Stored entries:
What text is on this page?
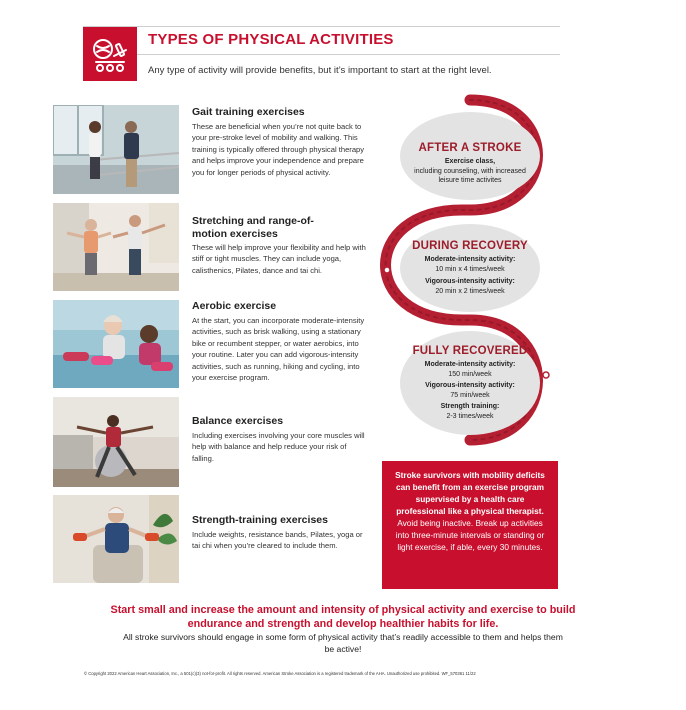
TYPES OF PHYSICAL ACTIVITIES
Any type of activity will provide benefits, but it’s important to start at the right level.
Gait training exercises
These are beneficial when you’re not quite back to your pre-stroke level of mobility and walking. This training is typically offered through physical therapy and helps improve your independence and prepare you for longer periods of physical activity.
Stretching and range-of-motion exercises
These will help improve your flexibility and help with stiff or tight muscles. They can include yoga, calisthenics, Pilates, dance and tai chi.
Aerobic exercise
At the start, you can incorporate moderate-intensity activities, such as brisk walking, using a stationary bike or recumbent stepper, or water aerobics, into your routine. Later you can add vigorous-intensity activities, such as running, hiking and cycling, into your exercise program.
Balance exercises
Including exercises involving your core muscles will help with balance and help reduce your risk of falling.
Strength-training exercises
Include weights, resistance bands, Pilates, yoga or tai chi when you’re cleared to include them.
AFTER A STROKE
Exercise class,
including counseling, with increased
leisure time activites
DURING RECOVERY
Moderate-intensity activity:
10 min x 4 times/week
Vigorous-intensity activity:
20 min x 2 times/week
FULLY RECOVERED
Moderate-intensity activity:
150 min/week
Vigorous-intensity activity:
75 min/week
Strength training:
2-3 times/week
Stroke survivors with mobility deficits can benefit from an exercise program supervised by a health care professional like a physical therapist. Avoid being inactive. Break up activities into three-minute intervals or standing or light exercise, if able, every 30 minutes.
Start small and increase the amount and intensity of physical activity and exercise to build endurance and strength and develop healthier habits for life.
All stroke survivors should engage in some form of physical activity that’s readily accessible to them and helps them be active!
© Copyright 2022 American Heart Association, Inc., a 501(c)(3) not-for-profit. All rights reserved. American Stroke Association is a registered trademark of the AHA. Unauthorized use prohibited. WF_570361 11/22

→ PROBLEM DETAILS:
Read through the lines above and collect those that contain the string "program".

→ ANSWER IN FULL:
At the start, you can incorporate moderate-intensity activities, such as brisk walking, using a stationary bike or recumbent stepper, or water aerobics, into your routine. Later you can add vigorous-intensity activities, such as running, hiking and cycling, into your exercise program.
Stroke survivors with mobility deficits can benefit from an exercise program supervised by a health care professional like a physical therapist. Avoid being inactive. Break up activities into three-minute intervals or standing or light exercise, if able, every 30 minutes.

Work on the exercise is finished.